**WHAT IS ASKED:**
Collect every line of the records below that contains the word "text".

**DATASET RECORDS:**
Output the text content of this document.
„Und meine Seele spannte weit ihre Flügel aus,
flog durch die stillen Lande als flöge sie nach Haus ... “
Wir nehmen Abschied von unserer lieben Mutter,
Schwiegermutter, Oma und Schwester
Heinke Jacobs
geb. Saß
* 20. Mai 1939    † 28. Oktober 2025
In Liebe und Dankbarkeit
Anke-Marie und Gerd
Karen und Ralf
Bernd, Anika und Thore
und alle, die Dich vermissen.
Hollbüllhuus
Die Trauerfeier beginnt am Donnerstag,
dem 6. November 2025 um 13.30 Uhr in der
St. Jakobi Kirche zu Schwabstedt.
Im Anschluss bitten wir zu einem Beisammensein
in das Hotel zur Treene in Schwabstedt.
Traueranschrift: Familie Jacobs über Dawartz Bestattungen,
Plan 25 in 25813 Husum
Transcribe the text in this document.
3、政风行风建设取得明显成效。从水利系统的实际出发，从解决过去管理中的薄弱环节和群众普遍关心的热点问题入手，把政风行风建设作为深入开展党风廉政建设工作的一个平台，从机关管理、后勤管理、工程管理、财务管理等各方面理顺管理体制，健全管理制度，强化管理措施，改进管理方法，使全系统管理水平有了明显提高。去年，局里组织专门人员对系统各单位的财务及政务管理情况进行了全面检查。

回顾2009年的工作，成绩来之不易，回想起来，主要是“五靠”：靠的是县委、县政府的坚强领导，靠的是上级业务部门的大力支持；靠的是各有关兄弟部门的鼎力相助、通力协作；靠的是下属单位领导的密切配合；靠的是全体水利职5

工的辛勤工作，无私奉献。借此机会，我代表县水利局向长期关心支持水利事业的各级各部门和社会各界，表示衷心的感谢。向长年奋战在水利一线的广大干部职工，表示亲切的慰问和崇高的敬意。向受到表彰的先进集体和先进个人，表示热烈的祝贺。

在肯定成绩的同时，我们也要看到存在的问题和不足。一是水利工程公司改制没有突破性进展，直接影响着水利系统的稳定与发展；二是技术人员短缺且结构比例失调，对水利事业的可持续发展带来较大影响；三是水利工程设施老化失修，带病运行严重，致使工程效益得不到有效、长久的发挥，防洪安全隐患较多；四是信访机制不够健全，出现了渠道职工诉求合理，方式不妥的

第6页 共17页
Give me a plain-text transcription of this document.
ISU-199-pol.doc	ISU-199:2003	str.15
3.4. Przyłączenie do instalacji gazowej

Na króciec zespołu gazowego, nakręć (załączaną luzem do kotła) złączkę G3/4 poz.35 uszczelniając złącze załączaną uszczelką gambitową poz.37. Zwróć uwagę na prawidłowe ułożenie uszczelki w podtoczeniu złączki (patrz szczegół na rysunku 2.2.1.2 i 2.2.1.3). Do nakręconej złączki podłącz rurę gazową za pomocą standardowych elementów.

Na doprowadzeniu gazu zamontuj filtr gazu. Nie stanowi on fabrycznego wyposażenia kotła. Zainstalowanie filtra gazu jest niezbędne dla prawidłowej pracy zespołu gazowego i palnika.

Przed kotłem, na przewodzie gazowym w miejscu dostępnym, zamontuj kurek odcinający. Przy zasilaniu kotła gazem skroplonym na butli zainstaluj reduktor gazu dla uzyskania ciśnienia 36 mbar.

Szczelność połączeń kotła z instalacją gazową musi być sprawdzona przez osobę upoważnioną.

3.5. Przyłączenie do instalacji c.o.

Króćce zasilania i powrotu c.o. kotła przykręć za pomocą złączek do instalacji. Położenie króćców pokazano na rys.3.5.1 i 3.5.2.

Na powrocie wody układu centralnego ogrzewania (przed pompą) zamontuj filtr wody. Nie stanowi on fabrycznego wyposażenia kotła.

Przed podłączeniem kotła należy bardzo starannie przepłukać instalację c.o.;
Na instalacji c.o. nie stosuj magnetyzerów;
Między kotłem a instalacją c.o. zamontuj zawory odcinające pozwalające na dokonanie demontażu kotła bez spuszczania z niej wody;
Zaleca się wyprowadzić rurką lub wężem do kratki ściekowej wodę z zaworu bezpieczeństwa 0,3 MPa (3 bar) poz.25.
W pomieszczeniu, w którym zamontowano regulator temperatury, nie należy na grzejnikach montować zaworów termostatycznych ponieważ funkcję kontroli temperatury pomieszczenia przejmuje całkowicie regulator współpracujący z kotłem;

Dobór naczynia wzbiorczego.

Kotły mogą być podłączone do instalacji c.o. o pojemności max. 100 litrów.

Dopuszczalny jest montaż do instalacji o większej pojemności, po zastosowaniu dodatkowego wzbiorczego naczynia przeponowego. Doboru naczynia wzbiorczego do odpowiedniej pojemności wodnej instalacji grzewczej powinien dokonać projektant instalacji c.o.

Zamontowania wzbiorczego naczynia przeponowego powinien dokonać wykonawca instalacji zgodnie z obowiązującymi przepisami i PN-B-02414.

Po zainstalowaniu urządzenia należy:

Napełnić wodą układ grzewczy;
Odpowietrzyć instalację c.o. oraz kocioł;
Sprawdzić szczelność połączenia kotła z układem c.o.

**ANSWER TO THIS EXERCISE:**
Output the text content of this document.
Transcribe the text in this document.
Give me a plain-text transcription of this document.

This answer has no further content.